Dataset entries

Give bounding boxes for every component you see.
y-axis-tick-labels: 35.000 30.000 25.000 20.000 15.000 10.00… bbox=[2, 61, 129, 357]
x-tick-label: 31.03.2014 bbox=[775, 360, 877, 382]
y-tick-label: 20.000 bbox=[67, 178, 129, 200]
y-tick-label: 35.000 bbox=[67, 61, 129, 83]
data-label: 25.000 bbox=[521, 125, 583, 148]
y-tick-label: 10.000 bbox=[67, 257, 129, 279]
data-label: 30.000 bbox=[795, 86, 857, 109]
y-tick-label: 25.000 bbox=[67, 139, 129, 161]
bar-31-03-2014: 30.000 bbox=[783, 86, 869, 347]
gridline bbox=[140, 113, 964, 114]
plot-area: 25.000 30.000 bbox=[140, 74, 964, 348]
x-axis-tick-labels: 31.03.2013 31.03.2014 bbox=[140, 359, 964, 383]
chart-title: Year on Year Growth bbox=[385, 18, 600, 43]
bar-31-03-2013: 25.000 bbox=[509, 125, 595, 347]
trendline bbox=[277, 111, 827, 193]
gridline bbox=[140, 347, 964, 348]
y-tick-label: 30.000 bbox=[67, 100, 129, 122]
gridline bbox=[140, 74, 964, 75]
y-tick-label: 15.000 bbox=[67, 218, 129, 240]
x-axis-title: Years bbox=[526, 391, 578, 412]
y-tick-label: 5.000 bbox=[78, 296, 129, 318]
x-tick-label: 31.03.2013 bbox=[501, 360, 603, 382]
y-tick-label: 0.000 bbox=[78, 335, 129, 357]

* WHAT YOU NEED TO DO *
Report every line in the material above that contains the string "labels", copying each one in full.

* RESPONSE TO THE EXERCISE *
y-axis-tick-labels: 35.000 30.000 25.000 20.000 15.000 10.00… bbox=[2, 61, 129, 357]
x-axis-tick-labels: 31.03.2013 31.03.2014 bbox=[140, 359, 964, 383]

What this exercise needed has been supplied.